**Data for this task**

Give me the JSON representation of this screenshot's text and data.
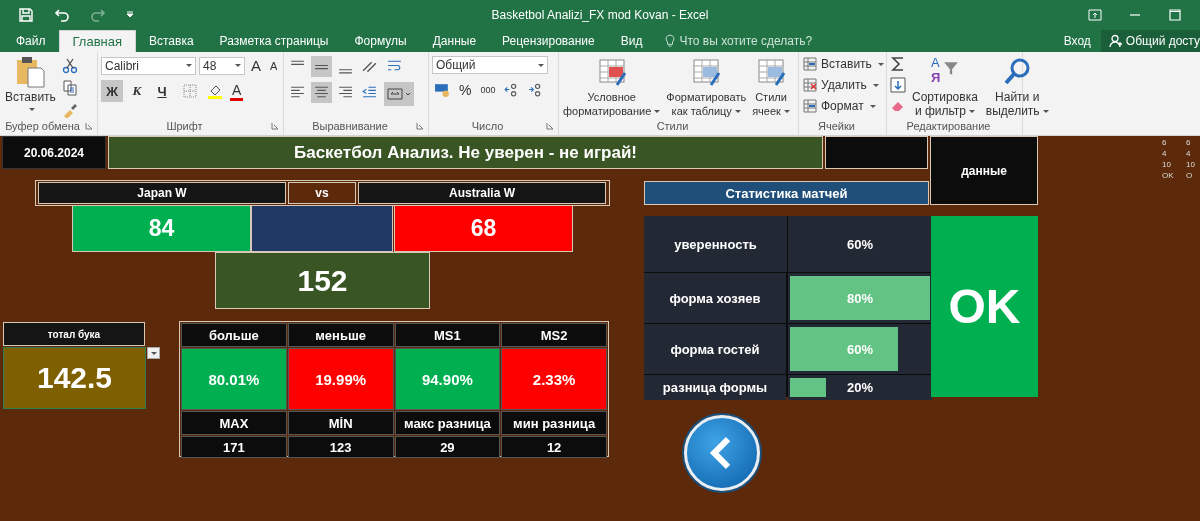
{
  "window": {
    "title": "Basketbol Analizi_FX mod Kovan - Excel"
  },
  "ribbon_tabs": [
    {
      "label": "Файл",
      "selected": false
    },
    {
      "label": "Главная",
      "selected": true
    },
    {
      "label": "Вставка",
      "selected": false
    },
    {
      "label": "Разметка страницы",
      "selected": false
    },
    {
      "label": "Формулы",
      "selected": false
    },
    {
      "label": "Данные",
      "selected": false
    },
    {
      "label": "Рецензирование",
      "selected": false
    },
    {
      "label": "Вид",
      "selected": false
    }
  ],
  "tell_me": {
    "placeholder": "Что вы хотите сделать?"
  },
  "account": {
    "sign_in": "Вход",
    "share": "Общий досту"
  },
  "ribbon": {
    "clipboard": {
      "label": "Буфер обмена",
      "paste": "Вставить"
    },
    "font": {
      "label": "Шрифт",
      "font_name": "Calibri",
      "font_size": "48",
      "grow": "A",
      "shrink": "A",
      "font_color": "A",
      "styles": [
        {
          "label": "Ж",
          "pressed": true
        },
        {
          "label": "К",
          "pressed": false
        },
        {
          "label": "Ч",
          "pressed": false
        }
      ]
    },
    "alignment": {
      "label": "Выравнивание",
      "vertical": [
        {
          "selected": false
        },
        {
          "selected": true
        },
        {
          "selected": false
        }
      ],
      "horizontal": [
        {
          "selected": false
        },
        {
          "selected": true
        },
        {
          "selected": false
        }
      ],
      "merge_on": true
    },
    "number": {
      "label": "Число",
      "format": "Общий",
      "percent": "%",
      "thousands": "000"
    },
    "styles": {
      "label": "Стили",
      "buttons": [
        {
          "lines": [
            "Условное",
            "форматирование"
          ]
        },
        {
          "lines": [
            "Форматировать",
            "как таблицу"
          ]
        },
        {
          "lines": [
            "Стили",
            "ячеек"
          ]
        }
      ]
    },
    "cells": {
      "label": "Ячейки",
      "items": [
        "Вставить",
        "Удалить",
        "Формат"
      ]
    },
    "editing": {
      "label": "Редактирование",
      "sort_glyphs": [
        "А",
        "Я"
      ],
      "buttons": [
        {
          "lines": [
            "Сортировка",
            "и фильтр"
          ]
        },
        {
          "lines": [
            "Найти и",
            "выделить"
          ]
        }
      ]
    }
  },
  "sheet": {
    "date": "20.06.2024",
    "title": "Баскетбол Анализ. Не уверен - не играй!",
    "data_button": "данные",
    "stats_title": "Статистика матчей",
    "match": {
      "home": "Japan W",
      "vs": "vs",
      "away": "Australia W",
      "home_score": "84",
      "away_score": "68",
      "total": "152"
    },
    "bookmaker_total": {
      "label": "тотал бука",
      "value": "142.5"
    },
    "odds": {
      "headers": [
        "больше",
        "меньше",
        "MS1",
        "MS2"
      ],
      "values": [
        {
          "text": "80.01%",
          "color": "#00b050"
        },
        {
          "text": "19.99%",
          "color": "#ff0000"
        },
        {
          "text": "94.90%",
          "color": "#00b050"
        },
        {
          "text": "2.33%",
          "color": "#ff0000"
        }
      ],
      "stat_headers": [
        "MAX",
        "MİN",
        "макс разница",
        "мин разница"
      ],
      "stat_values": [
        "171",
        "123",
        "29",
        "12"
      ]
    },
    "stats": [
      {
        "label": "уверенность",
        "value": "60%",
        "kind": "plain"
      },
      {
        "label": "форма хозяев",
        "value": "80%",
        "kind": "bar",
        "level": 1
      },
      {
        "label": "форма гостей",
        "value": "60%",
        "kind": "bar",
        "level": 0.75
      },
      {
        "label": "разница формы",
        "value": "20%",
        "kind": "bar",
        "level": 0.25
      }
    ],
    "verdict": "OK",
    "side_numbers": [
      [
        "6",
        "6"
      ],
      [
        "4",
        "4"
      ],
      [
        "10",
        "10"
      ],
      [
        "OK",
        "O"
      ]
    ]
  }
}
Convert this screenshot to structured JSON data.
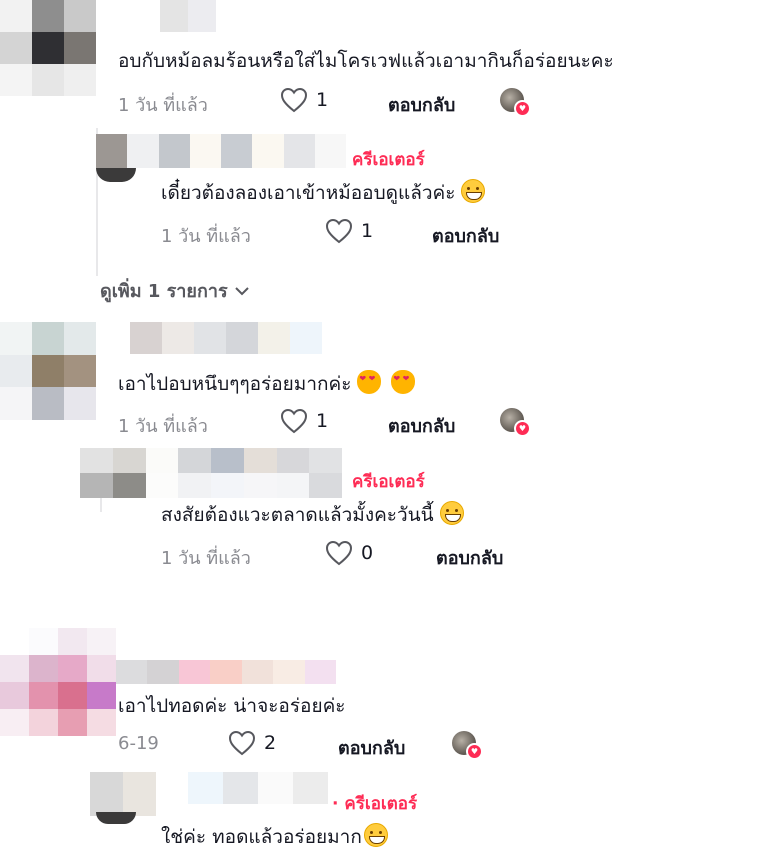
{
  "comments": [
    {
      "text": "อบกับหม้อลมร้อนหรือใส่ไมโครเวฟแล้วเอามากินก็อร่อยนะคะ",
      "time": "1 วัน ที่แล้ว",
      "likes": "1",
      "reply_label": "ตอบกลับ",
      "liked_by_author": true,
      "replies": [
        {
          "creator_label": "ครีเอเตอร์",
          "text": "เดี๋ยวต้องลองเอาเข้าหม้ออบดูแล้วค่ะ",
          "emoji": "grin-icon",
          "time": "1 วัน ที่แล้ว",
          "likes": "1",
          "reply_label": "ตอบกลับ"
        }
      ],
      "see_more": "ดูเพิ่ม 1 รายการ"
    },
    {
      "text": "เอาไปอบหนึบๆๆอร่อยมากค่ะ",
      "emoji": "heart-eyes-cat-icon",
      "time": "1 วัน ที่แล้ว",
      "likes": "1",
      "reply_label": "ตอบกลับ",
      "liked_by_author": true,
      "replies": [
        {
          "creator_label": "ครีเอเตอร์",
          "text": "สงสัยต้องแวะตลาดแล้วมั้งคะวันนี้",
          "emoji": "grin-icon",
          "time": "1 วัน ที่แล้ว",
          "likes": "0",
          "reply_label": "ตอบกลับ"
        }
      ]
    },
    {
      "text": "เอาไปทอดค่ะ น่าจะอร่อยค่ะ",
      "time": "6-19",
      "likes": "2",
      "reply_label": "ตอบกลับ",
      "liked_by_author": true,
      "replies": [
        {
          "creator_label": "· ครีเอเตอร์",
          "text": "ใช่ค่ะ ทอดแล้วอร่อยมาก",
          "emoji": "grin-icon"
        }
      ]
    }
  ],
  "colors": {
    "creator": "#fe2c55",
    "meta": "#8a8b91",
    "text": "#161823",
    "divider": "#e8e8ea"
  }
}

**Aim**
Each line in the records above should be reproduced exactly; images are not copied.

**Full response**
Give me the JSON representation of this screenshot's text and data.
{
  "window": {
    "title": "Basketbol Analizi_FX mod Kovan - Excel"
  },
  "ribbon_tabs": [
    {
      "label": "Файл",
      "selected": false
    },
    {
      "label": "Главная",
      "selected": true
    },
    {
      "label": "Вставка",
      "selected": false
    },
    {
      "label": "Разметка страницы",
      "selected": false
    },
    {
      "label": "Формулы",
      "selected": false
    },
    {
      "label": "Данные",
      "selected": false
    },
    {
      "label": "Рецензирование",
      "selected": false
    },
    {
      "label": "Вид",
      "selected": false
    }
  ],
  "tell_me": {
    "placeholder": "Что вы хотите сделать?"
  },
  "account": {
    "sign_in": "Вход",
    "share": "Общий досту"
  },
  "ribbon": {
    "clipboard": {
      "label": "Буфер обмена",
      "paste": "Вставить"
    },
    "font": {
      "label": "Шрифт",
      "font_name": "Calibri",
      "font_size": "48",
      "grow": "A",
      "shrink": "A",
      "font_color": "A",
      "styles": [
        {
          "label": "Ж",
          "pressed": true
        },
        {
          "label": "К",
          "pressed": false
        },
        {
          "label": "Ч",
          "pressed": false
        }
      ]
    },
    "alignment": {
      "label": "Выравнивание",
      "vertical": [
        {
          "selected": false
        },
        {
          "selected": true
        },
        {
          "selected": false
        }
      ],
      "horizontal": [
        {
          "selected": false
        },
        {
          "selected": true
        },
        {
          "selected": false
        }
      ],
      "merge_on": true
    },
    "number": {
      "label": "Число",
      "format": "Общий",
      "percent": "%",
      "thousands": "000"
    },
    "styles": {
      "label": "Стили",
      "buttons": [
        {
          "lines": [
            "Условное",
            "форматирование"
          ]
        },
        {
          "lines": [
            "Форматировать",
            "как таблицу"
          ]
        },
        {
          "lines": [
            "Стили",
            "ячеек"
          ]
        }
      ]
    },
    "cells": {
      "label": "Ячейки",
      "items": [
        "Вставить",
        "Удалить",
        "Формат"
      ]
    },
    "editing": {
      "label": "Редактирование",
      "sort_glyphs": [
        "А",
        "Я"
      ],
      "buttons": [
        {
          "lines": [
            "Сортировка",
            "и фильтр"
          ]
        },
        {
          "lines": [
            "Найти и",
            "выделить"
          ]
        }
      ]
    }
  },
  "sheet": {
    "date": "20.06.2024",
    "title": "Баскетбол Анализ. Не уверен - не играй!",
    "data_button": "данные",
    "stats_title": "Статистика матчей",
    "match": {
      "home": "Japan W",
      "vs": "vs",
      "away": "Australia W",
      "home_score": "84",
      "away_score": "68",
      "total": "152"
    },
    "bookmaker_total": {
      "label": "тотал бука",
      "value": "142.5"
    },
    "odds": {
      "headers": [
        "больше",
        "меньше",
        "MS1",
        "MS2"
      ],
      "values": [
        {
          "text": "80.01%",
          "color": "#00b050"
        },
        {
          "text": "19.99%",
          "color": "#ff0000"
        },
        {
          "text": "94.90%",
          "color": "#00b050"
        },
        {
          "text": "2.33%",
          "color": "#ff0000"
        }
      ],
      "stat_headers": [
        "MAX",
        "MİN",
        "макс разница",
        "мин разница"
      ],
      "stat_values": [
        "171",
        "123",
        "29",
        "12"
      ]
    },
    "stats": [
      {
        "label": "уверенность",
        "value": "60%",
        "kind": "plain"
      },
      {
        "label": "форма хозяев",
        "value": "80%",
        "kind": "bar",
        "level": 1
      },
      {
        "label": "форма гостей",
        "value": "60%",
        "kind": "bar",
        "level": 0.75
      },
      {
        "label": "разница формы",
        "value": "20%",
        "kind": "bar",
        "level": 0.25
      }
    ],
    "verdict": "OK",
    "side_numbers": [
      [
        "6",
        "6"
      ],
      [
        "4",
        "4"
      ],
      [
        "10",
        "10"
      ],
      [
        "OK",
        "O"
      ]
    ]
  }
}
Convert this screenshot to structured JSON data.
{
  "comments": [
    {
      "text": "อบกับหม้อลมร้อนหรือใส่ไมโครเวฟแล้วเอามากินก็อร่อยนะคะ",
      "time": "1 วัน ที่แล้ว",
      "likes": "1",
      "reply_label": "ตอบกลับ",
      "liked_by_author": true,
      "replies": [
        {
          "creator_label": "ครีเอเตอร์",
          "text": "เดี๋ยวต้องลองเอาเข้าหม้ออบดูแล้วค่ะ",
          "emoji": "grin-icon",
          "time": "1 วัน ที่แล้ว",
          "likes": "1",
          "reply_label": "ตอบกลับ"
        }
      ],
      "see_more": "ดูเพิ่ม 1 รายการ"
    },
    {
      "text": "เอาไปอบหนึบๆๆอร่อยมากค่ะ",
      "emoji": "heart-eyes-cat-icon",
      "time": "1 วัน ที่แล้ว",
      "likes": "1",
      "reply_label": "ตอบกลับ",
      "liked_by_author": true,
      "replies": [
        {
          "creator_label": "ครีเอเตอร์",
          "text": "สงสัยต้องแวะตลาดแล้วมั้งคะวันนี้",
          "emoji": "grin-icon",
          "time": "1 วัน ที่แล้ว",
          "likes": "0",
          "reply_label": "ตอบกลับ"
        }
      ]
    },
    {
      "text": "เอาไปทอดค่ะ น่าจะอร่อยค่ะ",
      "time": "6-19",
      "likes": "2",
      "reply_label": "ตอบกลับ",
      "liked_by_author": true,
      "replies": [
        {
          "creator_label": "· ครีเอเตอร์",
          "text": "ใช่ค่ะ ทอดแล้วอร่อยมาก",
          "emoji": "grin-icon"
        }
      ]
    }
  ],
  "colors": {
    "creator": "#fe2c55",
    "meta": "#8a8b91",
    "text": "#161823",
    "divider": "#e8e8ea"
  }
}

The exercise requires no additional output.